What you should do: Search the data for the string "Standard" and extract every line where it appears.
** Start **
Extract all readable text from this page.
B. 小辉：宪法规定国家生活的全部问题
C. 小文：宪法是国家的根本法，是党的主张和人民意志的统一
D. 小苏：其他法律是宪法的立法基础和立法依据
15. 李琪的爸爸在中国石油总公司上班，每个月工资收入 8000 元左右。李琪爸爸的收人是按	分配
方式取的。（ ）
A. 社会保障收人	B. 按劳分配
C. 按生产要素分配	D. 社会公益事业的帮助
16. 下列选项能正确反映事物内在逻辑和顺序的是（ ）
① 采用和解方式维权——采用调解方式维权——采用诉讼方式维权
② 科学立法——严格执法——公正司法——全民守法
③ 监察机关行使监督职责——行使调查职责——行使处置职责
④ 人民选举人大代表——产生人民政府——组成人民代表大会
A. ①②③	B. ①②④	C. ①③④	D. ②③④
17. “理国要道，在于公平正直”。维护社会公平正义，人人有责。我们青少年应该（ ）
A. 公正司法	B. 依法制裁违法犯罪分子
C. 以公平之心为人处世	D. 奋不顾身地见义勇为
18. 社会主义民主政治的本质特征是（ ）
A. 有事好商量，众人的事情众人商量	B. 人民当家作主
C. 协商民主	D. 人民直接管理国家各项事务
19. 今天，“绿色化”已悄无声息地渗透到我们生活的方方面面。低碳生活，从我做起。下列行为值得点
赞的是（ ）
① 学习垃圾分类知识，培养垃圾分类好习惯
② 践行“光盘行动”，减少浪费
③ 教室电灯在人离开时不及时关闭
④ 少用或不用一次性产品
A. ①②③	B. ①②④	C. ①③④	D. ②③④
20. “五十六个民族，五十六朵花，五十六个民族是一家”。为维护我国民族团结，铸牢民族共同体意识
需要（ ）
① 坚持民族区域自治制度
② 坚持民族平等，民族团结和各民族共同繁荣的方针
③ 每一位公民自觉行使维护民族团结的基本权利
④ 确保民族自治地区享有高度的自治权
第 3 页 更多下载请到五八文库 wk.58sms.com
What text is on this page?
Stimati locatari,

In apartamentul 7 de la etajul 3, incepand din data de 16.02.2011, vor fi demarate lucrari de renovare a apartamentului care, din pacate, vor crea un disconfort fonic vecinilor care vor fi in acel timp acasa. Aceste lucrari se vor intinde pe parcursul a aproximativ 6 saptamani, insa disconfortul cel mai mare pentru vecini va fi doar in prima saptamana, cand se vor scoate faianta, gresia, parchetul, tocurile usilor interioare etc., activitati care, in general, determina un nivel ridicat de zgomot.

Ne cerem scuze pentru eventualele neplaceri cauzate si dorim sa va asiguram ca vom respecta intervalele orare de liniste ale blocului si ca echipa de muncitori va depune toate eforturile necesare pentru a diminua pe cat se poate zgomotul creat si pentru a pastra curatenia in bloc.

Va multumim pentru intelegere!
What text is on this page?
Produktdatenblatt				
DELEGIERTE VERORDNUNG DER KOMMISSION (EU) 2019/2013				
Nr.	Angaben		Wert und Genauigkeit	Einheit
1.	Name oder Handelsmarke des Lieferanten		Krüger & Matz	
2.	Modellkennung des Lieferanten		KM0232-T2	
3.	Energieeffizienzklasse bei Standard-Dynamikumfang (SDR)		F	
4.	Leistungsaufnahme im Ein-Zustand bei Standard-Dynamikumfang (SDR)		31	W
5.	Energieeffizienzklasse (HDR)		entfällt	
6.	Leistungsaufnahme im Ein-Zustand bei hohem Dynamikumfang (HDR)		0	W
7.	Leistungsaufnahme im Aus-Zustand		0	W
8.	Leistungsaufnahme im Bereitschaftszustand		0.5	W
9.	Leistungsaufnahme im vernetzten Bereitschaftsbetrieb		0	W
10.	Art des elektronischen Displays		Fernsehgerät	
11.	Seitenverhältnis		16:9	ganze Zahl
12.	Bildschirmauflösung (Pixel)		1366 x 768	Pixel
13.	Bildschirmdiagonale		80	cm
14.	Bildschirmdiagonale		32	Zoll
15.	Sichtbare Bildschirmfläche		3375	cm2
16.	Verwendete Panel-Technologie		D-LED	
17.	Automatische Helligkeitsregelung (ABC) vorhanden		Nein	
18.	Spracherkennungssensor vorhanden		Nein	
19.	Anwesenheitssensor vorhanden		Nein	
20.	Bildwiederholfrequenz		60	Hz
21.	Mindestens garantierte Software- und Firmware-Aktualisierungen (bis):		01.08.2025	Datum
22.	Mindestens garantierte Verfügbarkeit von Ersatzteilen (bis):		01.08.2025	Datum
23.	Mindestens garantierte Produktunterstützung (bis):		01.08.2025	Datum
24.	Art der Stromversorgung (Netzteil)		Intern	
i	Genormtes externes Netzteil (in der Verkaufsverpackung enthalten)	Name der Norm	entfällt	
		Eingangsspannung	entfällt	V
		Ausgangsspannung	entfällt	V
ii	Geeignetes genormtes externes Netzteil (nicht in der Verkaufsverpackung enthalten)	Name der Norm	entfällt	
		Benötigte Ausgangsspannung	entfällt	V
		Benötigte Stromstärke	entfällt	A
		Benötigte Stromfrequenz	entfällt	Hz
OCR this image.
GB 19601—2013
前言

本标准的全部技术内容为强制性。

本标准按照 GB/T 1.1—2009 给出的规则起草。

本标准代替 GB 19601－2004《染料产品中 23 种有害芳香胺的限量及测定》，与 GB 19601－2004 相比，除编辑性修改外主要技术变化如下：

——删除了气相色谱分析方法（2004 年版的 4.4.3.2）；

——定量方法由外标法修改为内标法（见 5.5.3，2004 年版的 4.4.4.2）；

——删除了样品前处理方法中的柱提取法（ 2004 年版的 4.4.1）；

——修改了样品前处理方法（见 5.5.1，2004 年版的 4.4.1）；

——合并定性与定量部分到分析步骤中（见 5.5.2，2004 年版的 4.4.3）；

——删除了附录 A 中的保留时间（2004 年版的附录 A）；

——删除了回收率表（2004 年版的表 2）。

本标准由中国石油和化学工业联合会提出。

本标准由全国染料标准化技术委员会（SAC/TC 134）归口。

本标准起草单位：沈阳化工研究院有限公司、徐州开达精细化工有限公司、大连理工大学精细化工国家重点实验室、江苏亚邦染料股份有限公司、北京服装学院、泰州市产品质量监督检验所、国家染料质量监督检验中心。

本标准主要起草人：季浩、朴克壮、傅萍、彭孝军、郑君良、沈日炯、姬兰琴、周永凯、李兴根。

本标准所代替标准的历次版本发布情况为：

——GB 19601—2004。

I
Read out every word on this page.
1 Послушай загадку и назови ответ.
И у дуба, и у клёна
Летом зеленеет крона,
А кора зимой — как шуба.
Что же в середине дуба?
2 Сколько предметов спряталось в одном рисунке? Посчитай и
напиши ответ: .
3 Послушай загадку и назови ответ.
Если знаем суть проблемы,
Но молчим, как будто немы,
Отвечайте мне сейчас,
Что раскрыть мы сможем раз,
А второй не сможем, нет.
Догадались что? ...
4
** End **
Written response:
3.	Energieeffizienzklasse bei Standard-Dynamikumfang (SDR)		F	
4.	Leistungsaufnahme im Ein-Zustand bei Standard-Dynamikumfang (SDR)		31	W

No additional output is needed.